:: GIVEN DATA ::
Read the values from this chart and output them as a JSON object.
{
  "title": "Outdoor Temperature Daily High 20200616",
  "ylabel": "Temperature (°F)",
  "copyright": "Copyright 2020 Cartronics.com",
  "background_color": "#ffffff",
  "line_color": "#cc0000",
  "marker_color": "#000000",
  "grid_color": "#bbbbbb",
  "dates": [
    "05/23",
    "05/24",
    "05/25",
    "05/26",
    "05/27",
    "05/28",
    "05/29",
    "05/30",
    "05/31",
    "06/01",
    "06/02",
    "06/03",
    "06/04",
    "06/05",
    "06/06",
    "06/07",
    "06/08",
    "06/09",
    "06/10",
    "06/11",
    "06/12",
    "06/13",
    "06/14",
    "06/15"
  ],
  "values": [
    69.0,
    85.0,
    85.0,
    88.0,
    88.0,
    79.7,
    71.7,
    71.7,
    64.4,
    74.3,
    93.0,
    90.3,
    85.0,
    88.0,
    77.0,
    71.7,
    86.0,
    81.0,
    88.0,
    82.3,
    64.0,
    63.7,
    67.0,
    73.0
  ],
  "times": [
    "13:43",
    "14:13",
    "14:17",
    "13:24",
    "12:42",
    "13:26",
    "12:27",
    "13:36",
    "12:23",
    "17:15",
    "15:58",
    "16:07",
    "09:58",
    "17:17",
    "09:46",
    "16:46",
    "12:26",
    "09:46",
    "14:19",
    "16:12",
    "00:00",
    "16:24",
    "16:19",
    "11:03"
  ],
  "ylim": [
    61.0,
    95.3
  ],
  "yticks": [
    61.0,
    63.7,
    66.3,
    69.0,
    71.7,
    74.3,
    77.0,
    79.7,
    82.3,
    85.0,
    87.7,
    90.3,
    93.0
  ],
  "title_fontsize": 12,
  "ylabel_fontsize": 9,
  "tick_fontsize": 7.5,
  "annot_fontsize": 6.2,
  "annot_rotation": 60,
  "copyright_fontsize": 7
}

:: WRITTEN INSTRUCTION ::
State the number of lines in the records that include "values", and write nothing else.

:: TASK RESPONSE ::
2